### WORK TO BE COMPLETED
Exact repetition is required: output every record in full.

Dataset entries
====

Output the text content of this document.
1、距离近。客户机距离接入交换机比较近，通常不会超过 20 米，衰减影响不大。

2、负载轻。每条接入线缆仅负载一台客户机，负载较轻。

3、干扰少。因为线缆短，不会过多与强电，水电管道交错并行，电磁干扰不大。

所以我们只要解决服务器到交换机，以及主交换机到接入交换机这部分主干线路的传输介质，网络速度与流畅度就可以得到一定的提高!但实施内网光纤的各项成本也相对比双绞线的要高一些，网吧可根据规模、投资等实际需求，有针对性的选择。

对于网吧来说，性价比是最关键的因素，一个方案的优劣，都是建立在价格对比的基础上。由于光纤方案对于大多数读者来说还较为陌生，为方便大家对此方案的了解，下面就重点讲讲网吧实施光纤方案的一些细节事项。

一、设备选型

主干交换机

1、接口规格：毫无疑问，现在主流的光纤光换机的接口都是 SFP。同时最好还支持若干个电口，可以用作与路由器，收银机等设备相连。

====

### FULL RESPONSE
Output the text content of this document.
1、距离近。客户机距离接入交换机比较近，通常不会超过 20 米，衰减影响不大。

2、负载轻。每条接入线缆仅负载一台客户机，负载较轻。

3、干扰少。因为线缆短，不会过多与强电，水电管道交错并行，电磁干扰不大。

所以我们只要解决服务器到交换机，以及主交换机到接入交换机这部分主干线路的传输介质，网络速度与流畅度就可以得到一定的提高!但实施内网光纤的各项成本也相对比双绞线的要高一些，网吧可根据规模、投资等实际需求，有针对性的选择。

对于网吧来说，性价比是最关键的因素，一个方案的优劣，都是建立在价格对比的基础上。由于光纤方案对于大多数读者来说还较为陌生，为方便大家对此方案的了解，下面就重点讲讲网吧实施光纤方案的一些细节事项。

一、设备选型

主干交换机

1、接口规格：毫无疑问，现在主流的光纤光换机的接口都是 SFP。同时最好还支持若干个电口，可以用作与路由器，收银机等设备相连。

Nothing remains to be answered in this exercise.